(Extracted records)
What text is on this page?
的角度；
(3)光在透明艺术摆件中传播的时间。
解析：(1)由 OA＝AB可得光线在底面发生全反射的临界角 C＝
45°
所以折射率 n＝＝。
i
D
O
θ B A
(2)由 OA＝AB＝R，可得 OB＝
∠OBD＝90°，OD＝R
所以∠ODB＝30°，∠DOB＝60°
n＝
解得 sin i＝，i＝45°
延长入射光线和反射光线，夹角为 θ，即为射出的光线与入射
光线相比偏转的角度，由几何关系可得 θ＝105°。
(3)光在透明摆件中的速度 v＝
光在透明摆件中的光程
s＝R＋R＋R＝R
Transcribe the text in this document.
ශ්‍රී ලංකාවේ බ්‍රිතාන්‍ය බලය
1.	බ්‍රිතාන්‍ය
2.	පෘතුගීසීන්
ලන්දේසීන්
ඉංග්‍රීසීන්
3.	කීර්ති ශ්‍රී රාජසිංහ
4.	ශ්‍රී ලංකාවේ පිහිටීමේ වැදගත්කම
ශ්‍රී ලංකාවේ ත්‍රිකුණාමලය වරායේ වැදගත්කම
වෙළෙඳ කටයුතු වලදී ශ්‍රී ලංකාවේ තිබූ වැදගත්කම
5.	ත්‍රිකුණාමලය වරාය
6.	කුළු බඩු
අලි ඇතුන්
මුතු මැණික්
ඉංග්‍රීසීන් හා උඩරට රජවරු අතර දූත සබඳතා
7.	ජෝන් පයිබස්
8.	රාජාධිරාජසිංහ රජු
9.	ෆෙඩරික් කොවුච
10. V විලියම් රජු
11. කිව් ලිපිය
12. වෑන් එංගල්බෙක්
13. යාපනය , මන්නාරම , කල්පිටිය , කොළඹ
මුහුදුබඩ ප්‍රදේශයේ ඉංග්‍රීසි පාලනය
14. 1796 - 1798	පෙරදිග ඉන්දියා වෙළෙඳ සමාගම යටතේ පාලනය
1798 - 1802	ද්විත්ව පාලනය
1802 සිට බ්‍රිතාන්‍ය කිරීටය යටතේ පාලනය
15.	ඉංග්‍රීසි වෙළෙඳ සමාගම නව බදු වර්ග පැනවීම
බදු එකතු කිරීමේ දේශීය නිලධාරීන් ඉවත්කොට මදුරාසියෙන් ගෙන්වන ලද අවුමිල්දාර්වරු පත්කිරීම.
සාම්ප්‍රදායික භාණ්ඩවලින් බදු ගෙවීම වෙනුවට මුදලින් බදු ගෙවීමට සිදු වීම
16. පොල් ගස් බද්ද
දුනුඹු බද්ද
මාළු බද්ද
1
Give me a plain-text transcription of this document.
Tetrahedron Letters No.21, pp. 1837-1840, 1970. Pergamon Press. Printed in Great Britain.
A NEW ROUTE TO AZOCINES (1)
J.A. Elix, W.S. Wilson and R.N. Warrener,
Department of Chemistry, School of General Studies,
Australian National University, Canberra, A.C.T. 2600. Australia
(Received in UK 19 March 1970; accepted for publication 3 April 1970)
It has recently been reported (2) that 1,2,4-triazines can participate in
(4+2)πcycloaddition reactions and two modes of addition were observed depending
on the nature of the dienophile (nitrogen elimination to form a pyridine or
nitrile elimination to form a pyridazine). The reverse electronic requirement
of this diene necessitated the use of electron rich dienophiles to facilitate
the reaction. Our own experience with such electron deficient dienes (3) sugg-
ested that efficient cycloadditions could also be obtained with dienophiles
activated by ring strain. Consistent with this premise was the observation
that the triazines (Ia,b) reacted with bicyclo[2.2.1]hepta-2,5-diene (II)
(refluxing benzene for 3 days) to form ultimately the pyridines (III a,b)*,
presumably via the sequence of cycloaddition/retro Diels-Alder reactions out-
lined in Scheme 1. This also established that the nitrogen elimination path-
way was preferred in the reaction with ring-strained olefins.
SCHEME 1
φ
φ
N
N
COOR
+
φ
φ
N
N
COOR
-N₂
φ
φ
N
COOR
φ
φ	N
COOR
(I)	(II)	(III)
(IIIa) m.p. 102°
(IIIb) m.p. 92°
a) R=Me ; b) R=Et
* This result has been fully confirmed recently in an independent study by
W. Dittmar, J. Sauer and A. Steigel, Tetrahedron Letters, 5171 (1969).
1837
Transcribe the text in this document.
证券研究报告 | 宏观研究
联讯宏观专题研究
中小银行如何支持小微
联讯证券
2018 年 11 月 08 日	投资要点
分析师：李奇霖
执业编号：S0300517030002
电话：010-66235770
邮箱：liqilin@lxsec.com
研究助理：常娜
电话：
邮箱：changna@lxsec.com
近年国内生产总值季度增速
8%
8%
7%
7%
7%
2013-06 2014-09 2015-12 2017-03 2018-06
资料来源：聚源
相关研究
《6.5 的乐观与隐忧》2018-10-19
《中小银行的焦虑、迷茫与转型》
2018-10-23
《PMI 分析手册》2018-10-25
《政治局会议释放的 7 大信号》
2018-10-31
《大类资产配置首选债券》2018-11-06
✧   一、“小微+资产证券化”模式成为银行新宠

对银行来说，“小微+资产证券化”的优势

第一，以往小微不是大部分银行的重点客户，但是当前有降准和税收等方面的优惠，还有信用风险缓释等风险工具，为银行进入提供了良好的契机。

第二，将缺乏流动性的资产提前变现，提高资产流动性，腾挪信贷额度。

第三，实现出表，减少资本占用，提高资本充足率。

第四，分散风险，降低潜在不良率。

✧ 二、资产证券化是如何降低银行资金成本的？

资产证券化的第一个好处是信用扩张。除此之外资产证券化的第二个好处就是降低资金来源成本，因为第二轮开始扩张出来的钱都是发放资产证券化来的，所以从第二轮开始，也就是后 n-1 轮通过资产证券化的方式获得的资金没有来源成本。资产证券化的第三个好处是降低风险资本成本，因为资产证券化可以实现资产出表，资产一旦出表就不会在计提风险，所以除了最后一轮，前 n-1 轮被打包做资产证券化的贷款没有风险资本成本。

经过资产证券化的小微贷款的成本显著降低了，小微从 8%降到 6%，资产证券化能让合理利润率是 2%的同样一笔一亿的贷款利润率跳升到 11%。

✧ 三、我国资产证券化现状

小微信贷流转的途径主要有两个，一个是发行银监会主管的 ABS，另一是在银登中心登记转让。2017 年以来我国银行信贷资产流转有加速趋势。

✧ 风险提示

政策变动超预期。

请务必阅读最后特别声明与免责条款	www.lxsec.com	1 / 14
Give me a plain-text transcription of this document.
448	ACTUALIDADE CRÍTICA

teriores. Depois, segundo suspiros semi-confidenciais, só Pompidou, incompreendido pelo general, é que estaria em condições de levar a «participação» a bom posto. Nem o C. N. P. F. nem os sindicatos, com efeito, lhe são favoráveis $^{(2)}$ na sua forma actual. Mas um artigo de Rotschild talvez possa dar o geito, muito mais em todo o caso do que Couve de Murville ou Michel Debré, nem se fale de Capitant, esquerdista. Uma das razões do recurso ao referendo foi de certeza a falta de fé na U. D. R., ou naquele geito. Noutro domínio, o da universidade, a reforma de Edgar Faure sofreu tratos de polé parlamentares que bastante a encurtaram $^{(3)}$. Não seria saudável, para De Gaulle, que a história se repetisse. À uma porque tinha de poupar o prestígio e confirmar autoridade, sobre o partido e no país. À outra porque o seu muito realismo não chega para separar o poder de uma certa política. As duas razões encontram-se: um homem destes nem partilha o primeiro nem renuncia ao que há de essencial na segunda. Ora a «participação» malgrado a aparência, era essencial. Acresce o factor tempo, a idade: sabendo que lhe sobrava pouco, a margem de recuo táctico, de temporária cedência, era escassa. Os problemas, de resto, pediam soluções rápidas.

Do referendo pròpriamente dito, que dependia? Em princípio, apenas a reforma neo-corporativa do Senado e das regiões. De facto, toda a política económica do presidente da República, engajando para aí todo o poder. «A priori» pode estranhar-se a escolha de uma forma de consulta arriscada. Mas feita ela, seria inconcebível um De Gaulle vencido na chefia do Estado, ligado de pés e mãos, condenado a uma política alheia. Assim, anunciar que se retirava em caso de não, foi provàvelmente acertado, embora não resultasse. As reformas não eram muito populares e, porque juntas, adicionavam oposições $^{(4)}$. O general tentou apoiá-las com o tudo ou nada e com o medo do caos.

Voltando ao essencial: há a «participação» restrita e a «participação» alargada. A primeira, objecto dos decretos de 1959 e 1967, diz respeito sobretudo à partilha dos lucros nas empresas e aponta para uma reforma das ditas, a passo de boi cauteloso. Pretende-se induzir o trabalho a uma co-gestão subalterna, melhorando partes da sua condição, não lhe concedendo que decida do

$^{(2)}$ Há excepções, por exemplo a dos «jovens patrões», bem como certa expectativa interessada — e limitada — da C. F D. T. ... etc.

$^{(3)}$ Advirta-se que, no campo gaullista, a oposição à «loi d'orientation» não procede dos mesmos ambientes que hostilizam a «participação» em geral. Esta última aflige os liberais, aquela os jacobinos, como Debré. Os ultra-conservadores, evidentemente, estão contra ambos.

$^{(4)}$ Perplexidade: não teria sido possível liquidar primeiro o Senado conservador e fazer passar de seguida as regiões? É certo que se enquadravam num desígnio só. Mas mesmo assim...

* EXERCISE INSTRUCTIONS:
Identify the lines in the entries above that contain "ring", then copy them out.

* EXERCISE OUTPUT:
activated by ring strain. Consistent with this premise was the observation
way was preferred in the reaction with ring-strained olefins.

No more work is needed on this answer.